- **Given instruction**
Find the lines that contain the word "JSON" and copy each one.

- **Entries**
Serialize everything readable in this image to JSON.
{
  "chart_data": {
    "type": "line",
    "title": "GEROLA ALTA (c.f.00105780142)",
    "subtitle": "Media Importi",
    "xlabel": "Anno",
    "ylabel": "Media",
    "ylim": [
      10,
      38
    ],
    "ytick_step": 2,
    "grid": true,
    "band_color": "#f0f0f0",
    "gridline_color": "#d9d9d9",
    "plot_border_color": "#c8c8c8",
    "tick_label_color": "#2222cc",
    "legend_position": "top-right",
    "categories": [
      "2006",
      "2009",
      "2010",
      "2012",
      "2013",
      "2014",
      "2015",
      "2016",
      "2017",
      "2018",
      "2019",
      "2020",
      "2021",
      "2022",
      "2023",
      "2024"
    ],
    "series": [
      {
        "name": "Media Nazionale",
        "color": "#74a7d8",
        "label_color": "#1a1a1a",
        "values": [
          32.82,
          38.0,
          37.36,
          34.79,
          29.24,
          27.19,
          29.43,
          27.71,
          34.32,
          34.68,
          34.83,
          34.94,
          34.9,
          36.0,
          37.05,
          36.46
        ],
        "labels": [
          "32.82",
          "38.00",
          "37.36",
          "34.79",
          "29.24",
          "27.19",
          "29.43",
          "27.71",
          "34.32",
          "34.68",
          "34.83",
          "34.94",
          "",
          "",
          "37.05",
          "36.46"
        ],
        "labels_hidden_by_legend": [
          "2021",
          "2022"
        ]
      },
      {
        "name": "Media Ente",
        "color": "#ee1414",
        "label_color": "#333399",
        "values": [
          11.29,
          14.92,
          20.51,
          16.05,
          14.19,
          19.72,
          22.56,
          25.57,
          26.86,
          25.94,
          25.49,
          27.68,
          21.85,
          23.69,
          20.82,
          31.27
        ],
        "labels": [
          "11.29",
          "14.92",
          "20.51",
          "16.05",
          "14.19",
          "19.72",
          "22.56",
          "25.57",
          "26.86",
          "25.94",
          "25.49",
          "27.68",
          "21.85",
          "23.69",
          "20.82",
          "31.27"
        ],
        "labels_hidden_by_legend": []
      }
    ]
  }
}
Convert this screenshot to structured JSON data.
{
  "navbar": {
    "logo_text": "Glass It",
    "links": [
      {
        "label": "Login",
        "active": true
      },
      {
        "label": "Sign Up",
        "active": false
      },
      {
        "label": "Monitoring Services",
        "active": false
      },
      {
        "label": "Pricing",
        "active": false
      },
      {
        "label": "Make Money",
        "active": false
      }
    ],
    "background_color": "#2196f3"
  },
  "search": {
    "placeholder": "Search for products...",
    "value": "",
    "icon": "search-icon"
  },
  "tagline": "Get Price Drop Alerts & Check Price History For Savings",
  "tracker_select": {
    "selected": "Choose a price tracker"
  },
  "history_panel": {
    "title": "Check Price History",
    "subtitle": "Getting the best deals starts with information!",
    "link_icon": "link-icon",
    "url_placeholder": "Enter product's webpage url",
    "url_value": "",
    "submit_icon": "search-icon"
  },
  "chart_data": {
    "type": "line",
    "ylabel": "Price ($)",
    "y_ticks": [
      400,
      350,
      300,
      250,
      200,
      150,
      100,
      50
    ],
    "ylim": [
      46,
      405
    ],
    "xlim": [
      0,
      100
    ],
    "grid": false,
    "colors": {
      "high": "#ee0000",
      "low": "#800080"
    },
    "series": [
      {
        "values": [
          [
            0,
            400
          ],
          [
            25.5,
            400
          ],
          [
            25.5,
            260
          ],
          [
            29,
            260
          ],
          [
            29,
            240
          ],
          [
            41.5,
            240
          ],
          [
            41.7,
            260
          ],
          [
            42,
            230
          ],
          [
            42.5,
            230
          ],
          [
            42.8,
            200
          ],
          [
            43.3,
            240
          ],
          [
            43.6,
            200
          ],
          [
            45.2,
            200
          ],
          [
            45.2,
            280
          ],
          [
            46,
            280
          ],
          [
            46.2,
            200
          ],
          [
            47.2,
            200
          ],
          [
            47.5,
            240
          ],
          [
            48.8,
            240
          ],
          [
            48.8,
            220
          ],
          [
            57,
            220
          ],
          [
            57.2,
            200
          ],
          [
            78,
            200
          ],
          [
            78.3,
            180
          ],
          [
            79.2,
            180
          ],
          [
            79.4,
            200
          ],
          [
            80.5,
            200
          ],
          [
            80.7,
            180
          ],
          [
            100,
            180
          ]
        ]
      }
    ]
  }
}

- **Full solution**
Serialize everything readable in this image to JSON.
Convert this screenshot to structured JSON data.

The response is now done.